**TASK TO COMPLETE**. Leave the pictures out. Return all other data exactly.
— start of DATA EXTRACT —
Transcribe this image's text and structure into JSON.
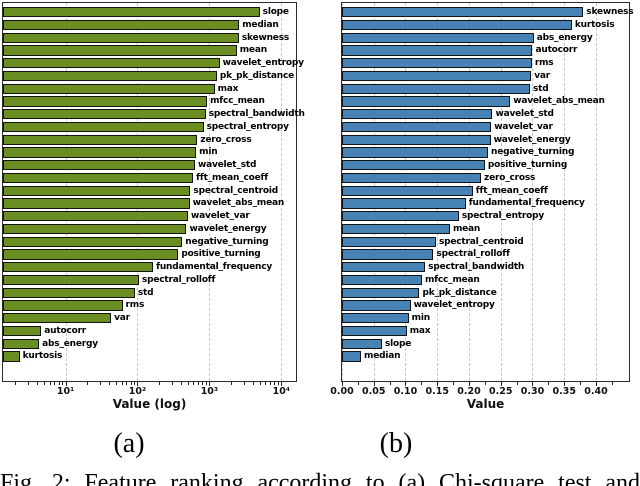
{
  "captions": {
    "panel_a": "(a)",
    "panel_b": "(b)",
    "figure": "Fig. 2: Feature ranking according to (a) Chi-square test and"
  },
  "chart_data": [
    {
      "type": "bar",
      "orientation": "horizontal",
      "panel": "(a)",
      "title": "",
      "xlabel": "Value (log)",
      "ylabel": "",
      "xscale": "log",
      "xlim": [
        1.35,
        16000
      ],
      "xticks": [
        10,
        100,
        1000,
        10000
      ],
      "xtick_labels": [
        "10¹",
        "10²",
        "10³",
        "10⁴"
      ],
      "grid": "vertical-dashed-major",
      "legend": "none",
      "bar_color": "#6b8e23",
      "bar_edge_color": "#131313",
      "categories": [
        "slope",
        "median",
        "skewness",
        "mean",
        "wavelet_entropy",
        "pk_pk_distance",
        "max",
        "mfcc_mean",
        "spectral_bandwidth",
        "spectral_entropy",
        "zero_cross",
        "min",
        "wavelet_std",
        "fft_mean_coeff",
        "spectral_centroid",
        "wavelet_abs_mean",
        "wavelet_var",
        "wavelet_energy",
        "negative_turning",
        "positive_turning",
        "fundamental_frequency",
        "spectral_rolloff",
        "std",
        "rms",
        "var",
        "autocorr",
        "abs_energy",
        "kurtosis"
      ],
      "values": [
        5000,
        2600,
        2570,
        2400,
        1390,
        1270,
        1180,
        930,
        890,
        830,
        680,
        655,
        630,
        595,
        545,
        530,
        505,
        480,
        420,
        370,
        165,
        105,
        92,
        62,
        43,
        4.6,
        4.3,
        2.3
      ]
    },
    {
      "type": "bar",
      "orientation": "horizontal",
      "panel": "(b)",
      "title": "",
      "xlabel": "Value",
      "ylabel": "",
      "xscale": "linear",
      "xlim": [
        0,
        0.452
      ],
      "xticks": [
        0,
        0.05,
        0.1,
        0.15,
        0.2,
        0.25,
        0.3,
        0.35,
        0.4
      ],
      "xtick_labels": [
        "0.00",
        "0.05",
        "0.10",
        "0.15",
        "0.20",
        "0.25",
        "0.30",
        "0.35",
        "0.40"
      ],
      "grid": "vertical-dashed-major",
      "legend": "none",
      "bar_color": "#4682b4",
      "bar_edge_color": "#131313",
      "categories": [
        "skewness",
        "kurtosis",
        "abs_energy",
        "autocorr",
        "rms",
        "var",
        "std",
        "wavelet_abs_mean",
        "wavelet_std",
        "wavelet_var",
        "wavelet_energy",
        "negative_turning",
        "positive_turning",
        "zero_cross",
        "fft_mean_coeff",
        "fundamental_frequency",
        "spectral_entropy",
        "mean",
        "spectral_centroid",
        "spectral_rolloff",
        "spectral_bandwidth",
        "mfcc_mean",
        "pk_pk_distance",
        "wavelet_entropy",
        "min",
        "max",
        "slope",
        "median"
      ],
      "values": [
        0.38,
        0.362,
        0.302,
        0.3,
        0.299,
        0.298,
        0.296,
        0.265,
        0.237,
        0.235,
        0.234,
        0.23,
        0.225,
        0.219,
        0.206,
        0.195,
        0.184,
        0.17,
        0.148,
        0.144,
        0.131,
        0.126,
        0.122,
        0.108,
        0.105,
        0.102,
        0.063,
        0.03
      ]
    }
  ]
}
— end of DATA EXTRACT —
**WRITTEN REPLY**.
Transcribe this image's text and structure into JSON.
{
  "captions": {
    "panel_a": "(a)",
    "panel_b": "(b)",
    "figure": "Fig. 2: Feature ranking according to (a) Chi-square test and"
  },
  "chart_data": [
    {
      "type": "bar",
      "orientation": "horizontal",
      "panel": "(a)",
      "title": "",
      "xlabel": "Value (log)",
      "ylabel": "",
      "xscale": "log",
      "xlim": [
        1.35,
        16000
      ],
      "xticks": [
        10,
        100,
        1000,
        10000
      ],
      "xtick_labels": [
        "10¹",
        "10²",
        "10³",
        "10⁴"
      ],
      "grid": "vertical-dashed-major",
      "legend": "none",
      "bar_color": "#6b8e23",
      "bar_edge_color": "#131313",
      "categories": [
        "slope",
        "median",
        "skewness",
        "mean",
        "wavelet_entropy",
        "pk_pk_distance",
        "max",
        "mfcc_mean",
        "spectral_bandwidth",
        "spectral_entropy",
        "zero_cross",
        "min",
        "wavelet_std",
        "fft_mean_coeff",
        "spectral_centroid",
        "wavelet_abs_mean",
        "wavelet_var",
        "wavelet_energy",
        "negative_turning",
        "positive_turning",
        "fundamental_frequency",
        "spectral_rolloff",
        "std",
        "rms",
        "var",
        "autocorr",
        "abs_energy",
        "kurtosis"
      ],
      "values": [
        5000,
        2600,
        2570,
        2400,
        1390,
        1270,
        1180,
        930,
        890,
        830,
        680,
        655,
        630,
        595,
        545,
        530,
        505,
        480,
        420,
        370,
        165,
        105,
        92,
        62,
        43,
        4.6,
        4.3,
        2.3
      ]
    },
    {
      "type": "bar",
      "orientation": "horizontal",
      "panel": "(b)",
      "title": "",
      "xlabel": "Value",
      "ylabel": "",
      "xscale": "linear",
      "xlim": [
        0,
        0.452
      ],
      "xticks": [
        0,
        0.05,
        0.1,
        0.15,
        0.2,
        0.25,
        0.3,
        0.35,
        0.4
      ],
      "xtick_labels": [
        "0.00",
        "0.05",
        "0.10",
        "0.15",
        "0.20",
        "0.25",
        "0.30",
        "0.35",
        "0.40"
      ],
      "grid": "vertical-dashed-major",
      "legend": "none",
      "bar_color": "#4682b4",
      "bar_edge_color": "#131313",
      "categories": [
        "skewness",
        "kurtosis",
        "abs_energy",
        "autocorr",
        "rms",
        "var",
        "std",
        "wavelet_abs_mean",
        "wavelet_std",
        "wavelet_var",
        "wavelet_energy",
        "negative_turning",
        "positive_turning",
        "zero_cross",
        "fft_mean_coeff",
        "fundamental_frequency",
        "spectral_entropy",
        "mean",
        "spectral_centroid",
        "spectral_rolloff",
        "spectral_bandwidth",
        "mfcc_mean",
        "pk_pk_distance",
        "wavelet_entropy",
        "min",
        "max",
        "slope",
        "median"
      ],
      "values": [
        0.38,
        0.362,
        0.302,
        0.3,
        0.299,
        0.298,
        0.296,
        0.265,
        0.237,
        0.235,
        0.234,
        0.23,
        0.225,
        0.219,
        0.206,
        0.195,
        0.184,
        0.17,
        0.148,
        0.144,
        0.131,
        0.126,
        0.122,
        0.108,
        0.105,
        0.102,
        0.063,
        0.03
      ]
    }
  ]
}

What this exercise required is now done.